Stored data entries
┄┄┄┄┄┄
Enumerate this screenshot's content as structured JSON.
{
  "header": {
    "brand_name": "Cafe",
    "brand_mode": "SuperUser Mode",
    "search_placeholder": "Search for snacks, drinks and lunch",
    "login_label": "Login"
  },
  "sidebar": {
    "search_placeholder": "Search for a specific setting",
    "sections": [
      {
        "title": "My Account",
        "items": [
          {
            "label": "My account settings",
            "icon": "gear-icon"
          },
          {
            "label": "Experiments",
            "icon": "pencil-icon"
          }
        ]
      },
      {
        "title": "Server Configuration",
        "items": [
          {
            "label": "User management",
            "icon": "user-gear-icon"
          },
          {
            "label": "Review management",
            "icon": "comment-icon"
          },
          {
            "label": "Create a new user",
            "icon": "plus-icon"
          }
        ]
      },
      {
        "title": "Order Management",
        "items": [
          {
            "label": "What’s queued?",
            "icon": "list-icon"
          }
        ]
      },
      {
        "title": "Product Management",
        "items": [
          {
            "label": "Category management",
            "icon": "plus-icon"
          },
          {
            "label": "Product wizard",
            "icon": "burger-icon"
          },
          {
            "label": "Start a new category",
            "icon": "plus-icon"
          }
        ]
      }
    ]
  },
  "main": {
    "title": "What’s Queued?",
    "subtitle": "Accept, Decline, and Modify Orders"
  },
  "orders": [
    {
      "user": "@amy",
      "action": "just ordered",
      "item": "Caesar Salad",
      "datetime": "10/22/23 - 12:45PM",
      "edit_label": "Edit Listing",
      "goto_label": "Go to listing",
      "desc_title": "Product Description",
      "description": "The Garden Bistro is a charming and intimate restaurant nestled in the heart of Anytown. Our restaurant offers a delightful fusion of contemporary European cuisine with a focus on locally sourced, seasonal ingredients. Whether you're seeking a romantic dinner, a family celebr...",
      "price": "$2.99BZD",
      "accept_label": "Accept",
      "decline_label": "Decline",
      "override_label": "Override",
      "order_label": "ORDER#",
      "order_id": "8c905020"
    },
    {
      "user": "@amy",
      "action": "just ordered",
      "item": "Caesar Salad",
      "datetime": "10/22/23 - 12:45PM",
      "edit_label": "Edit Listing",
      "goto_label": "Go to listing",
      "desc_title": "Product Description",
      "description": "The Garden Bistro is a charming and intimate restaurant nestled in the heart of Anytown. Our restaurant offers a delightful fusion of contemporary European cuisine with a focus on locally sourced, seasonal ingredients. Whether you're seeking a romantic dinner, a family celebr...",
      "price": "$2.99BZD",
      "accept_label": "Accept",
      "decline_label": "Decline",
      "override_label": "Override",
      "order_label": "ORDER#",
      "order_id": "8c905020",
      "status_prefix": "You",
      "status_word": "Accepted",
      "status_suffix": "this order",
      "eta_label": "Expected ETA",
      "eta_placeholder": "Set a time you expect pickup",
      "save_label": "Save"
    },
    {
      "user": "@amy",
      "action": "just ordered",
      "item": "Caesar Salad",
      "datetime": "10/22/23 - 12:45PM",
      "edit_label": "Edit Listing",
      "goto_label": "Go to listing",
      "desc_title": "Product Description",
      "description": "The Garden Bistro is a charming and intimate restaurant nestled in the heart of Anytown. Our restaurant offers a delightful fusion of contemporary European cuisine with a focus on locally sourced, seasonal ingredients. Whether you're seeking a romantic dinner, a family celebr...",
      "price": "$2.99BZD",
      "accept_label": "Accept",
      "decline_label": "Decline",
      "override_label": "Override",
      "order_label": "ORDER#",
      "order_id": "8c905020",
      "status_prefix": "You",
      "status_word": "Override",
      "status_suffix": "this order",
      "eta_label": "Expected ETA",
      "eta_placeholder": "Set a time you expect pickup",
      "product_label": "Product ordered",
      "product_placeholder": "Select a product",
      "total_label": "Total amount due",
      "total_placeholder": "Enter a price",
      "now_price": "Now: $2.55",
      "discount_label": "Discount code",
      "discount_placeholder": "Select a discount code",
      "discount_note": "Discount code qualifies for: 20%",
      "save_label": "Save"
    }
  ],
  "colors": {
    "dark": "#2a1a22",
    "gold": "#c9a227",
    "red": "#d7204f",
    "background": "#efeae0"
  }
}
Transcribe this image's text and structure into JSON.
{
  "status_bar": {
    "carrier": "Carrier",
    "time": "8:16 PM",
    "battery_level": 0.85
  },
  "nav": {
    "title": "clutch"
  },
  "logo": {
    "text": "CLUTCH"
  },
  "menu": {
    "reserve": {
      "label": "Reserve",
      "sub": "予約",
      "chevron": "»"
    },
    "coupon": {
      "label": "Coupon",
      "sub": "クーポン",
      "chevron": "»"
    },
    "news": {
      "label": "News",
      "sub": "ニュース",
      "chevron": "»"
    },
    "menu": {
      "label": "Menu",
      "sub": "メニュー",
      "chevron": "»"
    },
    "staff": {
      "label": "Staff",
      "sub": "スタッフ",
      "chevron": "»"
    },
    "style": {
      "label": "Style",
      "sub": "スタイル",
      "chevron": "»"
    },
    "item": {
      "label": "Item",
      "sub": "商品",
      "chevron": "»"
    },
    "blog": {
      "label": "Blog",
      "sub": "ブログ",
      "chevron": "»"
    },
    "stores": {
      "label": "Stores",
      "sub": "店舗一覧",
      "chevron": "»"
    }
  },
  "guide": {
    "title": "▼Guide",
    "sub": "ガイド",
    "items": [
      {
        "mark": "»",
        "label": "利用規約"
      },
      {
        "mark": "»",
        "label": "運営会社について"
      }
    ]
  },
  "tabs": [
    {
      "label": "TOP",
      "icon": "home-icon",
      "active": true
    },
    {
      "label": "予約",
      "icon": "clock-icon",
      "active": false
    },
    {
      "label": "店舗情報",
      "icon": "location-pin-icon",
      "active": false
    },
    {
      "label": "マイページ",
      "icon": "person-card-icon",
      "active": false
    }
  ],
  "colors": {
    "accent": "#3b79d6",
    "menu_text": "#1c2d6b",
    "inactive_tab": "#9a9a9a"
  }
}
┄┄┄┄┄┄
Task objective –
Scan the listing above for the word "What" and copy every line that holds it.

Full output –
            "label": "What’s queued?",
    "title": "What’s Queued?",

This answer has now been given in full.